(Excerpt from a dataset)
+ + +

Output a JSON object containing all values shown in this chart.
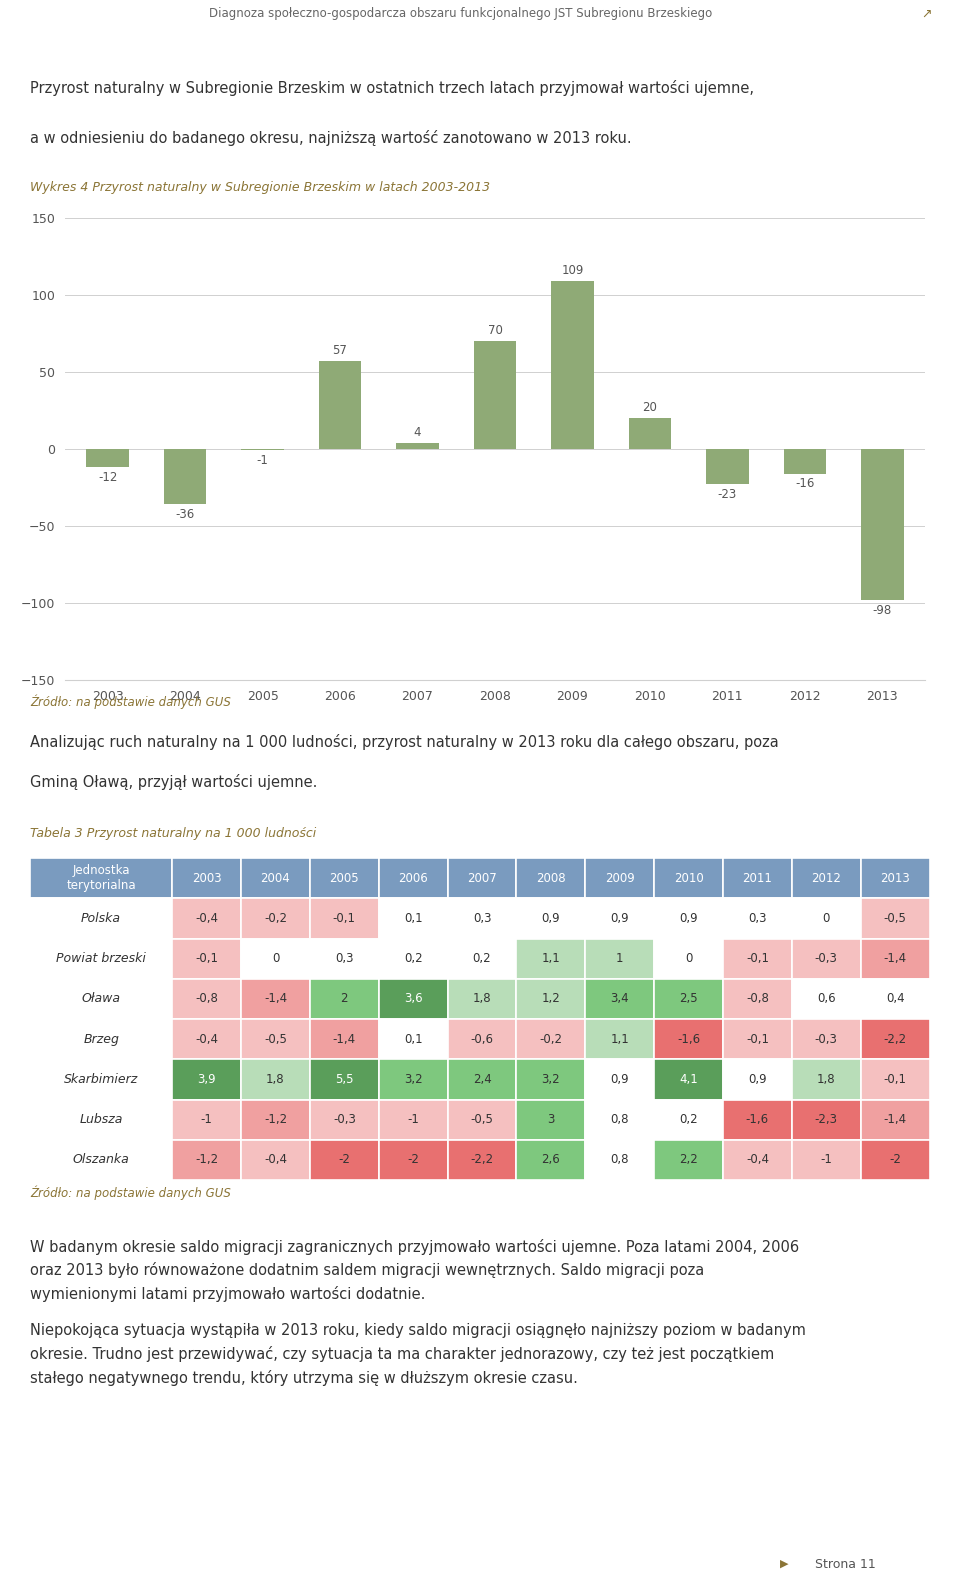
{
  "page_title": "Diagnoza społeczno-gospodarcza obszaru funkcjonalnego JST Subregionu Brzeskiego",
  "page_number": "Strona 11",
  "intro_text_line1": "Przyrost naturalny w Subregionie Brzeskim w ostatnich trzech latach przyjmował wartości ujemne,",
  "intro_text_line2": "a w odniesieniu do badanego okresu, najniższą wartość zanotowano w 2013 roku.",
  "chart_title": "Wykres 4 Przyrost naturalny w Subregionie Brzeskim w latach 2003-2013",
  "years": [
    2003,
    2004,
    2005,
    2006,
    2007,
    2008,
    2009,
    2010,
    2011,
    2012,
    2013
  ],
  "values": [
    -12,
    -36,
    -1,
    57,
    4,
    70,
    109,
    20,
    -23,
    -16,
    -98
  ],
  "bar_color": "#8faa76",
  "ylim": [
    -150,
    150
  ],
  "yticks": [
    -150,
    -100,
    -50,
    0,
    50,
    100,
    150
  ],
  "source_color": "#8b7536",
  "source_text": "Źródło: na podstawie danych GUS",
  "analysis_text_line1": "Analizując ruch naturalny na 1 000 ludności, przyrost naturalny w 2013 roku dla całego obszaru, poza",
  "analysis_text_line2": "Gminą Oławą, przyjął wartości ujemne.",
  "table_title": "Tabela 3 Przyrost naturalny na 1 000 ludności",
  "table_col_header": [
    "Jednostka\nterytorialna",
    "2003",
    "2004",
    "2005",
    "2006",
    "2007",
    "2008",
    "2009",
    "2010",
    "2011",
    "2012",
    "2013"
  ],
  "table_rows": [
    [
      "Polska",
      "-0,4",
      "-0,2",
      "-0,1",
      "0,1",
      "0,3",
      "0,9",
      "0,9",
      "0,9",
      "0,3",
      "0",
      "-0,5"
    ],
    [
      "Powiat brzeski",
      "-0,1",
      "0",
      "0,3",
      "0,2",
      "0,2",
      "1,1",
      "1",
      "0",
      "-0,1",
      "-0,3",
      "-1,4"
    ],
    [
      "Oława",
      "-0,8",
      "-1,4",
      "2",
      "3,6",
      "1,8",
      "1,2",
      "3,4",
      "2,5",
      "-0,8",
      "0,6",
      "0,4"
    ],
    [
      "Brzeg",
      "-0,4",
      "-0,5",
      "-1,4",
      "0,1",
      "-0,6",
      "-0,2",
      "1,1",
      "-1,6",
      "-0,1",
      "-0,3",
      "-2,2"
    ],
    [
      "Skarbimierz",
      "3,9",
      "1,8",
      "5,5",
      "3,2",
      "2,4",
      "3,2",
      "0,9",
      "4,1",
      "0,9",
      "1,8",
      "-0,1"
    ],
    [
      "Lubsza",
      "-1",
      "-1,2",
      "-0,3",
      "-1",
      "-0,5",
      "3",
      "0,8",
      "0,2",
      "-1,6",
      "-2,3",
      "-1,4"
    ],
    [
      "Olszanka",
      "-1,2",
      "-0,4",
      "-2",
      "-2",
      "-2,2",
      "2,6",
      "0,8",
      "2,2",
      "-0,4",
      "-1",
      "-2"
    ]
  ],
  "table_header_bg": "#7a9bbf",
  "table_header_fg": "#ffffff",
  "source2_text": "Źródło: na podstawie danych GUS",
  "bottom_para1_line1": "W badanym okresie saldo migracji zagranicznych przyjmowało wartości ujemne. Poza latami 2004, 2006",
  "bottom_para1_line2": "oraz 2013 było równoważone dodatnim saldem migracji wewnętrznych. Saldo migracji poza",
  "bottom_para1_line3": "wymienionymi latami przyjmowało wartości dodatnie.",
  "bottom_para2_line1": "Niepokojąca sytuacja wystąpiła w 2013 roku, kiedy saldo migracji osiągnęło najniższy poziom w badanym",
  "bottom_para2_line2": "okresie. Trudno jest przewidywać, czy sytuacja ta ma charakter jednorazowy, czy też jest początkiem",
  "bottom_para2_line3": "stałego negatywnego trendu, który utrzyma się w dłuższym okresie czasu."
}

+ + +

Every line above that contains the word "wartości" should be reported.

  "intro_text_line1": "Przyrost naturalny w Subregionie Brzeskim w ostatnich trzech latach przyjmował wartości ujemne,",
  "analysis_text_line2": "Gminą Oławą, przyjął wartości ujemne.",
  "bottom_para1_line1": "W badanym okresie saldo migracji zagranicznych przyjmowało wartości ujemne. Poza latami 2004, 2006",
  "bottom_para1_line3": "wymienionymi latami przyjmowało wartości dodatnie.",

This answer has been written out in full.